EXERCISE GOAL:
Here are some records; copy every line that holds the word "issue".

-- START OF MATERIAL FOR THIS EXERCISE --

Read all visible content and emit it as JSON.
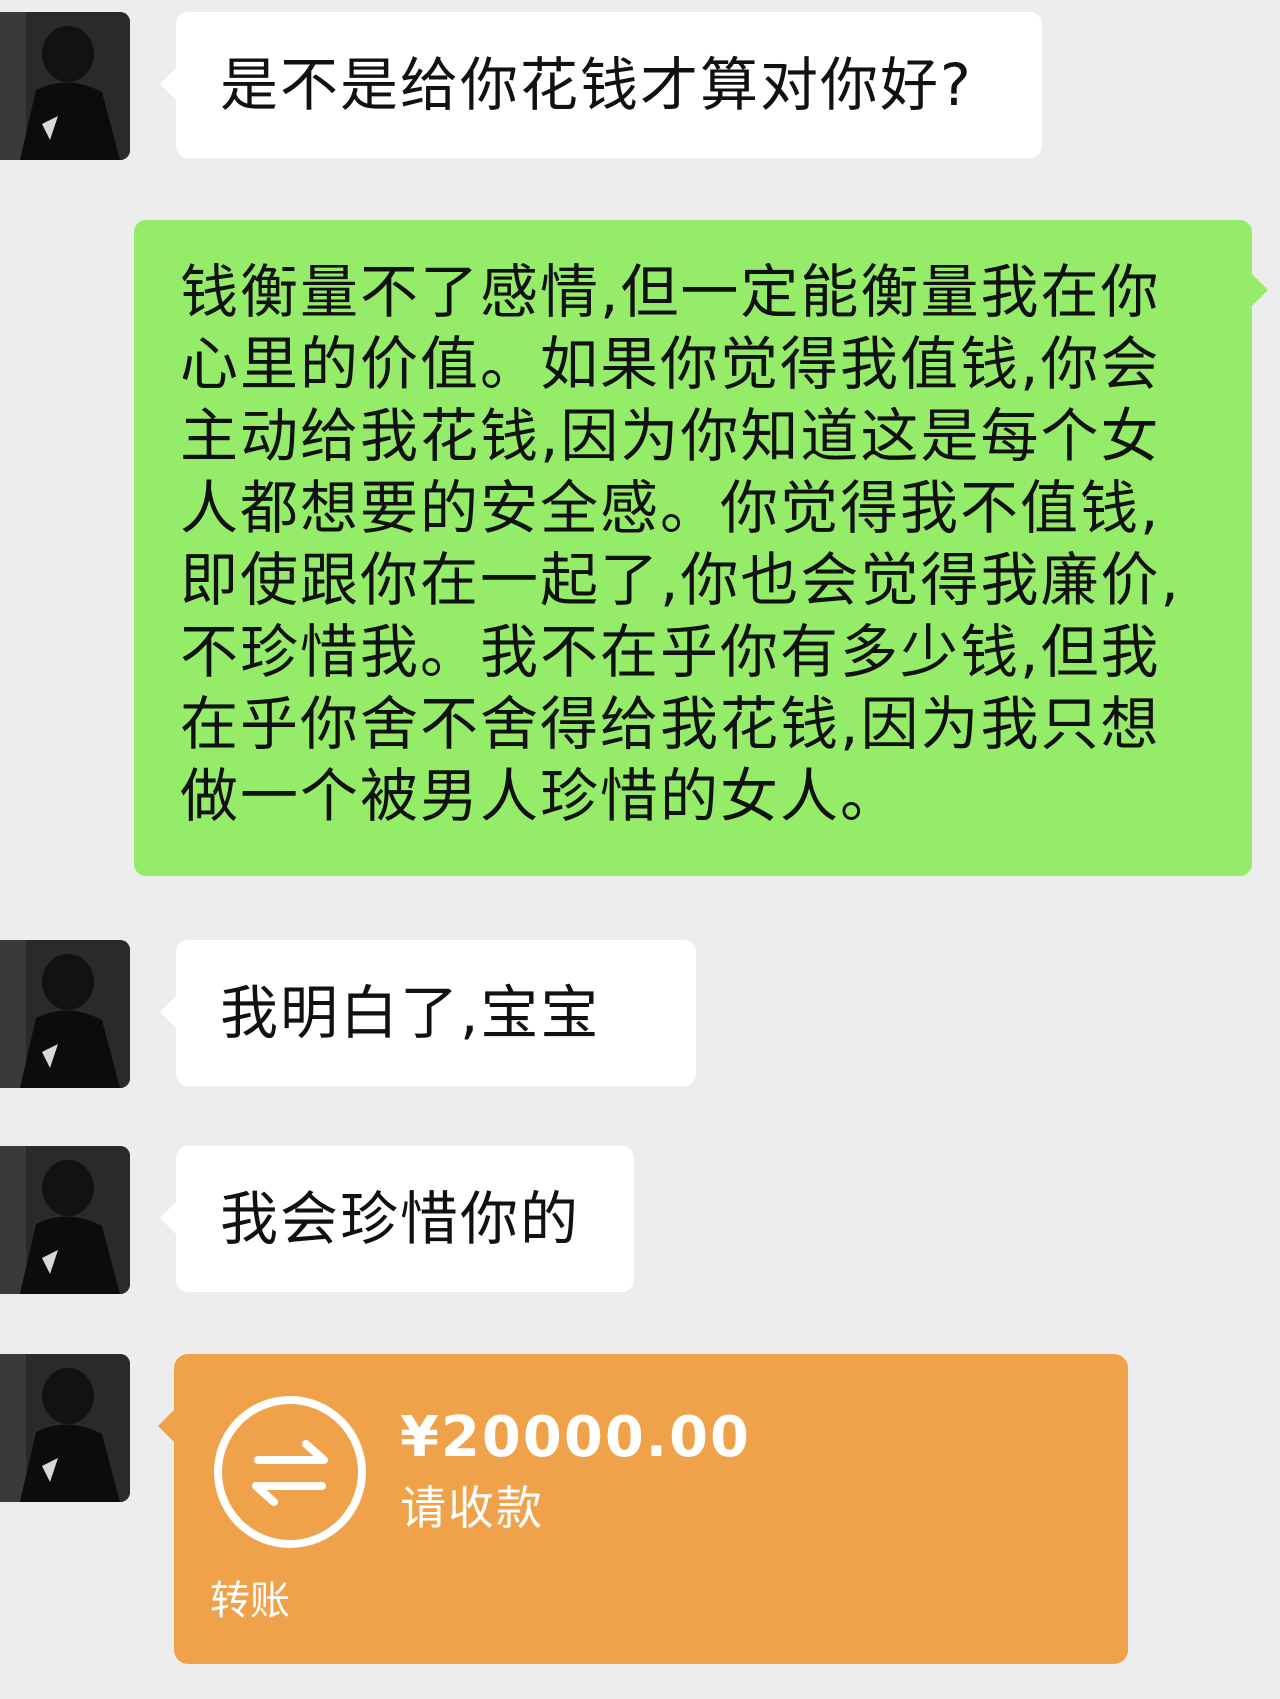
{
  "messages": [
    {
      "side": "left",
      "text": "是不是给你花钱才算对你好?"
    },
    {
      "side": "right",
      "lines": [
        "钱衡量不了感情,但一定能衡量我在你",
        "心里的价值。如果你觉得我值钱,你会",
        "主动给我花钱,因为你知道这是每个女",
        "人都想要的安全感。你觉得我不值钱,",
        "即使跟你在一起了,你也会觉得我廉价,",
        "不珍惜我。我不在乎你有多少钱,但我",
        "在乎你舍不舍得给我花钱,因为我只想",
        "做一个被男人珍惜的女人。"
      ]
    },
    {
      "side": "left",
      "text": "我明白了,宝宝"
    },
    {
      "side": "left",
      "text": "我会珍惜你的"
    }
  ],
  "transfer": {
    "amount": "¥20000.00",
    "status": "请收款",
    "label": "转账",
    "icon": "transfer-arrows-icon"
  },
  "colors": {
    "background": "#ededed",
    "incoming_bubble": "#ffffff",
    "outgoing_bubble": "#95ec69",
    "transfer_card": "#f0a24a"
  }
}
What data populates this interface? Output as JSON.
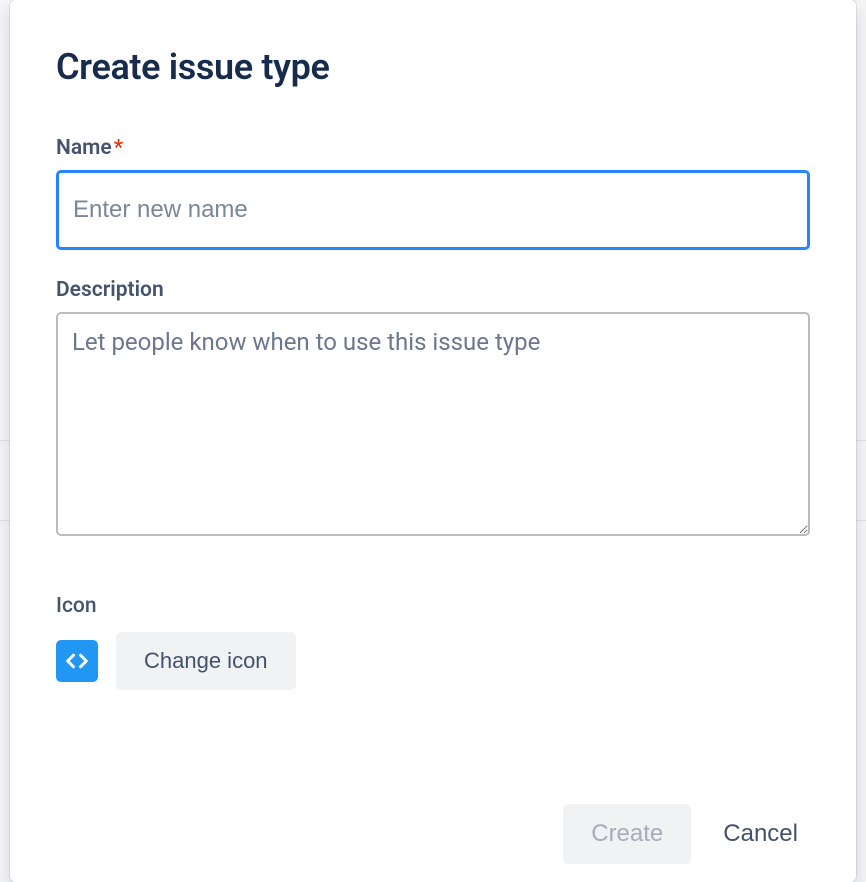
{
  "dialog": {
    "title": "Create issue type",
    "fields": {
      "name": {
        "label": "Name",
        "required_marker": "*",
        "placeholder": "Enter new name",
        "value": ""
      },
      "description": {
        "label": "Description",
        "placeholder": "Let people know when to use this issue type",
        "value": ""
      },
      "icon": {
        "label": "Icon",
        "change_button": "Change icon",
        "current_icon": "code-icon"
      }
    },
    "actions": {
      "primary": "Create",
      "secondary": "Cancel"
    }
  }
}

-- END OF MATERIAL FOR THIS EXERCISE --

RESULT OF THIS TASK:
    "title": "Create issue type",
        "placeholder": "Let people know when to use this issue type",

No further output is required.